In the material below, count the lines with the word "spectroscopy" and state that number only.

§ **Dataset excerpts**
----------------------------------------

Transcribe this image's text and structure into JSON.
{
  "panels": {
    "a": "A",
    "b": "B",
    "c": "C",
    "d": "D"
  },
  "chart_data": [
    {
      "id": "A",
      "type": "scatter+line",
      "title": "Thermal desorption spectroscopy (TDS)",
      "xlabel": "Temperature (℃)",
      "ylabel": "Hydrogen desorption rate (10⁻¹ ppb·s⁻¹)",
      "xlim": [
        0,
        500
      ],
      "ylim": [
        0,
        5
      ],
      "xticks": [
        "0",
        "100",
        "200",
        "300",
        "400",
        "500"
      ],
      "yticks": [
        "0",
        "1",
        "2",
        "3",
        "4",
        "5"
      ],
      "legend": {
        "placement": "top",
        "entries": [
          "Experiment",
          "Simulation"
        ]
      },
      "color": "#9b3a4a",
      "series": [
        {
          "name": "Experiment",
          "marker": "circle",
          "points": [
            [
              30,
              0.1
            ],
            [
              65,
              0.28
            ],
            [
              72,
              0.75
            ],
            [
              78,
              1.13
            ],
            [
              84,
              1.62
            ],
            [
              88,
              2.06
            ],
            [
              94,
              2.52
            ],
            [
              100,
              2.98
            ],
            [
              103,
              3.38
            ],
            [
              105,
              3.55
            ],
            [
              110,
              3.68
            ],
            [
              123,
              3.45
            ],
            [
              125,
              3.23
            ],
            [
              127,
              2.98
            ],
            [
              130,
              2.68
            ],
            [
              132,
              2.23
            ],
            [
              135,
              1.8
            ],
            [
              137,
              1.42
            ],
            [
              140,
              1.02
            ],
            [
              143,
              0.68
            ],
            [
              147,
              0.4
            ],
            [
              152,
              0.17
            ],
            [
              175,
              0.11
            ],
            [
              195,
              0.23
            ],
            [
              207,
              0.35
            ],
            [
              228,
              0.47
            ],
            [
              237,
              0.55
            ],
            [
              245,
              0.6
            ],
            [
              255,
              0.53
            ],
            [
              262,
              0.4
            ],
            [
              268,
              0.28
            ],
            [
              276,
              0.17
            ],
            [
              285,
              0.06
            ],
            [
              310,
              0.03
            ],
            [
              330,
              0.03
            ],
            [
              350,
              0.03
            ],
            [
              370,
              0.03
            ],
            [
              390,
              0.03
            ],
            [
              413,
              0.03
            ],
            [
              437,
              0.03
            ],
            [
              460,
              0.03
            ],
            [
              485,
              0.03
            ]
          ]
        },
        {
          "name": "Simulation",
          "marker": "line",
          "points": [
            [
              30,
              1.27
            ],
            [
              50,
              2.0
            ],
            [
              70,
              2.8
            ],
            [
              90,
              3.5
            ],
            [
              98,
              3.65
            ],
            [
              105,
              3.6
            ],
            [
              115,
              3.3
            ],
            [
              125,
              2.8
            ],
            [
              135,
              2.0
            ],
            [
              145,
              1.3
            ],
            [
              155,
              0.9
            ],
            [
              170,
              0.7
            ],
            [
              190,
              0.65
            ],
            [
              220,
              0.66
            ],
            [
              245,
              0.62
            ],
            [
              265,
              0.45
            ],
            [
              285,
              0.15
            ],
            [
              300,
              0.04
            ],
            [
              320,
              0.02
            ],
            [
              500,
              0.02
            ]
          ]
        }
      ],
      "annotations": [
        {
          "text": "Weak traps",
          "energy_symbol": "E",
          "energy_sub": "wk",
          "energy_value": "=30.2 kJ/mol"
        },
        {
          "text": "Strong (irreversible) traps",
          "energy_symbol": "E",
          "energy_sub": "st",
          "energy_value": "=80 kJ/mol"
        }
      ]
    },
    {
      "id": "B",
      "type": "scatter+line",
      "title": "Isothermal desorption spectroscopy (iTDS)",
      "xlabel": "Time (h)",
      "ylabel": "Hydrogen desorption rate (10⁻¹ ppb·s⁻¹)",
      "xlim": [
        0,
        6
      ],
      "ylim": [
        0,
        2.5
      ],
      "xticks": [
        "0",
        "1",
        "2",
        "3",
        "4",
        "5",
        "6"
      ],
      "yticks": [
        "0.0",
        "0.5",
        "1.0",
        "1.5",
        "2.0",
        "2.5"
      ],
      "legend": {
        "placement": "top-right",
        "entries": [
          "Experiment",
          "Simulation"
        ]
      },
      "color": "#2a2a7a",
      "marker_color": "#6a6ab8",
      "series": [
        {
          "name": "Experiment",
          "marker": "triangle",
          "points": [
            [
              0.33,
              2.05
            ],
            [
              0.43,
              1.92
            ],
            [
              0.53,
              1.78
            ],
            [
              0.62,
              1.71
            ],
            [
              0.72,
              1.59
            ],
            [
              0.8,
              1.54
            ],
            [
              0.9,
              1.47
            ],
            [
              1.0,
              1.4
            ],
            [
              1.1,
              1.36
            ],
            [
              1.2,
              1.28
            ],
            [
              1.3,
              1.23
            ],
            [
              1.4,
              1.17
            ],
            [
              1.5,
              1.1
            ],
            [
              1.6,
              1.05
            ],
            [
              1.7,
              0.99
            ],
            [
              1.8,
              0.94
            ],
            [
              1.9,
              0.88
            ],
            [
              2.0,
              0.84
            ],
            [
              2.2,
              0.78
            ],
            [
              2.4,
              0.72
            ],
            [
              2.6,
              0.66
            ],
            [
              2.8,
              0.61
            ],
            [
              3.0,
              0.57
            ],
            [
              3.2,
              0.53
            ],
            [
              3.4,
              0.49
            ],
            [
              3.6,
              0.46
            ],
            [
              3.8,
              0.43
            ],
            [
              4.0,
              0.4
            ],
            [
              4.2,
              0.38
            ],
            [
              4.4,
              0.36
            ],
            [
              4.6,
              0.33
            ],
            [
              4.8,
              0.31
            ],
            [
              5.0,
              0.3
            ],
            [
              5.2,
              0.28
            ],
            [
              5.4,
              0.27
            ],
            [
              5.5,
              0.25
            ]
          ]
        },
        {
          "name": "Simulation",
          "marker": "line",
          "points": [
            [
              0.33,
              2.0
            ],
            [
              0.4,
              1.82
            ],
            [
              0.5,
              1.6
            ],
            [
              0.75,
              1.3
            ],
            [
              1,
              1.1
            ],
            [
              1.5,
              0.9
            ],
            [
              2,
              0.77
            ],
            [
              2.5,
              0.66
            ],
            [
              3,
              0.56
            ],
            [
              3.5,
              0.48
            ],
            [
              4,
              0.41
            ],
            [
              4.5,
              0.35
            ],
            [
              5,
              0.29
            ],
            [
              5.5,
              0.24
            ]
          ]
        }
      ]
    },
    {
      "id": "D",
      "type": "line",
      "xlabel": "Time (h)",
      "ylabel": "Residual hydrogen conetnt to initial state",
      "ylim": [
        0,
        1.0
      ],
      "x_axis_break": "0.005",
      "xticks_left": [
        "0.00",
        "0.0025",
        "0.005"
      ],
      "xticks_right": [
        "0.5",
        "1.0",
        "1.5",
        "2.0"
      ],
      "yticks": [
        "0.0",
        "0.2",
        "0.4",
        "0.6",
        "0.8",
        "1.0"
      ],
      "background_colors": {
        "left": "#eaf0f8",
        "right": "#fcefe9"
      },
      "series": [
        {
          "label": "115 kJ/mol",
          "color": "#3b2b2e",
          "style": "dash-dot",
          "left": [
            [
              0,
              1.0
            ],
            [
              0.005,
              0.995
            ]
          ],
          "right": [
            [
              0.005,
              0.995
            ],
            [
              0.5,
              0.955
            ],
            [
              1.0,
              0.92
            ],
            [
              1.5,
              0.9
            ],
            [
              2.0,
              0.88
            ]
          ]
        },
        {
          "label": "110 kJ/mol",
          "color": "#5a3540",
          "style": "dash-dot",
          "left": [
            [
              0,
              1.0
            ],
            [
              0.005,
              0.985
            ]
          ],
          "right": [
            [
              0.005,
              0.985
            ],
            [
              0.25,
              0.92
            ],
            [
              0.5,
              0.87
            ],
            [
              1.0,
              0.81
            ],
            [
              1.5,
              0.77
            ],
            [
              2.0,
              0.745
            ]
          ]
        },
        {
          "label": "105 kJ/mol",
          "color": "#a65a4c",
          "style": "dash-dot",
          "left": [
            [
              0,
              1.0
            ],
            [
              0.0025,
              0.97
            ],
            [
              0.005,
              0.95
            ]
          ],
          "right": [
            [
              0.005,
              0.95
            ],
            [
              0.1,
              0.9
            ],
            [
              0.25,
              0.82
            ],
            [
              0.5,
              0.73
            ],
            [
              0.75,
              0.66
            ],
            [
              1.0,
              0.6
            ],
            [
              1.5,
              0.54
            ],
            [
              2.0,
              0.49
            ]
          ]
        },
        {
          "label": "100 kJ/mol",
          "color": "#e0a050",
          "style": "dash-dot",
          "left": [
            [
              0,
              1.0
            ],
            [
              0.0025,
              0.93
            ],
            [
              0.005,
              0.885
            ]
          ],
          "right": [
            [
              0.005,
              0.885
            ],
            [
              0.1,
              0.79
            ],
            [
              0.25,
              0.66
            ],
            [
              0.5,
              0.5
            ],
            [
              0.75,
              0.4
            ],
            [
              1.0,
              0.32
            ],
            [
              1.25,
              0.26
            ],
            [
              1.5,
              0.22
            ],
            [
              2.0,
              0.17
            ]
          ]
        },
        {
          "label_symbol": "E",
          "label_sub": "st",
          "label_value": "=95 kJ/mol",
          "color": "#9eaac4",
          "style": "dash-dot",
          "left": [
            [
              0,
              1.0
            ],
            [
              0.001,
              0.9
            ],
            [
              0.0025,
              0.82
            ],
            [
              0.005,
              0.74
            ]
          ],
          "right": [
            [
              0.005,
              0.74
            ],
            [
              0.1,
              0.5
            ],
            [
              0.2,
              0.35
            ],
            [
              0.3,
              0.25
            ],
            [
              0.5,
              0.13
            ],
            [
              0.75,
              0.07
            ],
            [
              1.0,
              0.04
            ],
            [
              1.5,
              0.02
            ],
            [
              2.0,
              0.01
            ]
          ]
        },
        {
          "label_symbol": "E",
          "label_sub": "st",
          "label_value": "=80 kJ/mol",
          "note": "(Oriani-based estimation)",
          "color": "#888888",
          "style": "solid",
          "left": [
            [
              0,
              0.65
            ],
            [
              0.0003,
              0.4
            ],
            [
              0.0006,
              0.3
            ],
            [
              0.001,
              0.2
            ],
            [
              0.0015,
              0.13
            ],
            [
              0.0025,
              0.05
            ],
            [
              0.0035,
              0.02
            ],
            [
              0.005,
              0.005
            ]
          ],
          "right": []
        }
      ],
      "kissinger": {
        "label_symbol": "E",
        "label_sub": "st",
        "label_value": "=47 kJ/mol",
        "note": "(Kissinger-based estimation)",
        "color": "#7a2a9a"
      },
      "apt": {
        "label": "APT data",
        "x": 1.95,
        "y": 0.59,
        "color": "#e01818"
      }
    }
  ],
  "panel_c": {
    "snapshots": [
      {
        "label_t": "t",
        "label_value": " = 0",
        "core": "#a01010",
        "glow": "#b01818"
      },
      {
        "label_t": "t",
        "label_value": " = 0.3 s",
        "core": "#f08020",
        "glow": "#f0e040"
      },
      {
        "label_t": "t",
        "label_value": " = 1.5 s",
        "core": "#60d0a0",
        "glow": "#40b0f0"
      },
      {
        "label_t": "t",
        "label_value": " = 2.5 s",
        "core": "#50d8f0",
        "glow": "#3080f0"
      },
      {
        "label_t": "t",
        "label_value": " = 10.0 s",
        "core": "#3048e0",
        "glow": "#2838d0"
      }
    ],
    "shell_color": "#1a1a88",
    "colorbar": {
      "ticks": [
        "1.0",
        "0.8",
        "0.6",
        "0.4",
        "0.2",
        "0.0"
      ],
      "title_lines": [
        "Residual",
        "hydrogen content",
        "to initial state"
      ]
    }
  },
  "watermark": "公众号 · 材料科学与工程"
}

----------------------------------------

§ **Written answer**
2